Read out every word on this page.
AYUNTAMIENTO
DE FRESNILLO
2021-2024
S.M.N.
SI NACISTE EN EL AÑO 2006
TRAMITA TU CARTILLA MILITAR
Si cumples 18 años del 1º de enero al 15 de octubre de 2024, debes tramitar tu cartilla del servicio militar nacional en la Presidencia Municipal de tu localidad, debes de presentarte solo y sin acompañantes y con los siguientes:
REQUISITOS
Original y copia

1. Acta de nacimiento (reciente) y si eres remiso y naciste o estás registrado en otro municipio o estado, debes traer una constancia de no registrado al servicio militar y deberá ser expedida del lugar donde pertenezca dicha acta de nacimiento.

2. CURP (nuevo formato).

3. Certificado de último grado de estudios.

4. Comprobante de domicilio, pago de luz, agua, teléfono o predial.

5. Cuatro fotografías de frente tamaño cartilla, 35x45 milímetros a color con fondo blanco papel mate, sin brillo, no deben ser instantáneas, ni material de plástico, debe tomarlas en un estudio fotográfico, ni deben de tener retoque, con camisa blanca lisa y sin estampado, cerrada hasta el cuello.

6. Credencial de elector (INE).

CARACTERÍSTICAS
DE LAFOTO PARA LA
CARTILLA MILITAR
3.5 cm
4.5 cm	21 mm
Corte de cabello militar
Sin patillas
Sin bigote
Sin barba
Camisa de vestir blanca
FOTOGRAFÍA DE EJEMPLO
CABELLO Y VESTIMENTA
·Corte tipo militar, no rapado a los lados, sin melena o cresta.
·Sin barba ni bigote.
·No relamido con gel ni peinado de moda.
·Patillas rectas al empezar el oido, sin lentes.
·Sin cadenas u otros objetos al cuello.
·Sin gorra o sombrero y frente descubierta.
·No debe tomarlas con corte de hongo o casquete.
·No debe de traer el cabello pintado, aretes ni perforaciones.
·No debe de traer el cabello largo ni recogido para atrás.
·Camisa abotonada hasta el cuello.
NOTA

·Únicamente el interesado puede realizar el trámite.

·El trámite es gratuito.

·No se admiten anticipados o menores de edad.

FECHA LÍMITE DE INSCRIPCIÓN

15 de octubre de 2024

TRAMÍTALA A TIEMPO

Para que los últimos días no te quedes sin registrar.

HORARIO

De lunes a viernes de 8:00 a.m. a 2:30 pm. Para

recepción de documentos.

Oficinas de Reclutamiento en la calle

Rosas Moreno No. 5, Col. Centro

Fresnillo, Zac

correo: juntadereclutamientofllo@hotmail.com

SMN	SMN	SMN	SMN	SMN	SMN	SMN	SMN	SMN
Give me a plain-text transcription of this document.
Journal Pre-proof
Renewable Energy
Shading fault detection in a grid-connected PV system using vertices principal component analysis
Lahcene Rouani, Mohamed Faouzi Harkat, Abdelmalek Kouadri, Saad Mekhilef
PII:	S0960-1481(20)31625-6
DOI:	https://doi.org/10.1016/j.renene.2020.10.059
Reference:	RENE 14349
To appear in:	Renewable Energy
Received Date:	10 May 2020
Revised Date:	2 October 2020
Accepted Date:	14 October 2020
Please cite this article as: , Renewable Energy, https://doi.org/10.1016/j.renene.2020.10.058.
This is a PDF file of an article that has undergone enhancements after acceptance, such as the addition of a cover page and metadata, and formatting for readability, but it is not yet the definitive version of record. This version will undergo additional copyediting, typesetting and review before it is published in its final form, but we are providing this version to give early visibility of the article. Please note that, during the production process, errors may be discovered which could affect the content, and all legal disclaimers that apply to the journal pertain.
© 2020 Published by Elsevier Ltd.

> [AIM]
Return the material exactly as it stands.

> [WORKED ANSWER]
Read out every word on this page.
AYUNTAMIENTO
DE FRESNILLO
2021-2024
S.M.N.
SI NACISTE EN EL AÑO 2006
TRAMITA TU CARTILLA MILITAR
Si cumples 18 años del 1º de enero al 15 de octubre de 2024, debes tramitar tu cartilla del servicio militar nacional en la Presidencia Municipal de tu localidad, debes de presentarte solo y sin acompañantes y con los siguientes:
REQUISITOS
Original y copia

1. Acta de nacimiento (reciente) y si eres remiso y naciste o estás registrado en otro municipio o estado, debes traer una constancia de no registrado al servicio militar y deberá ser expedida del lugar donde pertenezca dicha acta de nacimiento.

2. CURP (nuevo formato).

3. Certificado de último grado de estudios.

4. Comprobante de domicilio, pago de luz, agua, teléfono o predial.

5. Cuatro fotografías de frente tamaño cartilla, 35x45 milímetros a color con fondo blanco papel mate, sin brillo, no deben ser instantáneas, ni material de plástico, debe tomarlas en un estudio fotográfico, ni deben de tener retoque, con camisa blanca lisa y sin estampado, cerrada hasta el cuello.

6. Credencial de elector (INE).

CARACTERÍSTICAS
DE LAFOTO PARA LA
CARTILLA MILITAR
3.5 cm
4.5 cm	21 mm
Corte de cabello militar
Sin patillas
Sin bigote
Sin barba
Camisa de vestir blanca
FOTOGRAFÍA DE EJEMPLO
CABELLO Y VESTIMENTA
·Corte tipo militar, no rapado a los lados, sin melena o cresta.
·Sin barba ni bigote.
·No relamido con gel ni peinado de moda.
·Patillas rectas al empezar el oido, sin lentes.
·Sin cadenas u otros objetos al cuello.
·Sin gorra o sombrero y frente descubierta.
·No debe tomarlas con corte de hongo o casquete.
·No debe de traer el cabello pintado, aretes ni perforaciones.
·No debe de traer el cabello largo ni recogido para atrás.
·Camisa abotonada hasta el cuello.
NOTA

·Únicamente el interesado puede realizar el trámite.

·El trámite es gratuito.

·No se admiten anticipados o menores de edad.

FECHA LÍMITE DE INSCRIPCIÓN

15 de octubre de 2024

TRAMÍTALA A TIEMPO

Para que los últimos días no te quedes sin registrar.

HORARIO

De lunes a viernes de 8:00 a.m. a 2:30 pm. Para

recepción de documentos.

Oficinas de Reclutamiento en la calle

Rosas Moreno No. 5, Col. Centro

Fresnillo, Zac

correo: juntadereclutamientofllo@hotmail.com

SMN	SMN	SMN	SMN	SMN	SMN	SMN	SMN	SMN
Give me a plain-text transcription of this document.
Journal Pre-proof
Renewable Energy
Shading fault detection in a grid-connected PV system using vertices principal component analysis
Lahcene Rouani, Mohamed Faouzi Harkat, Abdelmalek Kouadri, Saad Mekhilef
PII:	S0960-1481(20)31625-6
DOI:	https://doi.org/10.1016/j.renene.2020.10.059
Reference:	RENE 14349
To appear in:	Renewable Energy
Received Date:	10 May 2020
Revised Date:	2 October 2020
Accepted Date:	14 October 2020
Please cite this article as: , Renewable Energy, https://doi.org/10.1016/j.renene.2020.10.058.
This is a PDF file of an article that has undergone enhancements after acceptance, such as the addition of a cover page and metadata, and formatting for readability, but it is not yet the definitive version of record. This version will undergo additional copyediting, typesetting and review before it is published in its final form, but we are providing this version to give early visibility of the article. Please note that, during the production process, errors may be discovered which could affect the content, and all legal disclaimers that apply to the journal pertain.
© 2020 Published by Elsevier Ltd.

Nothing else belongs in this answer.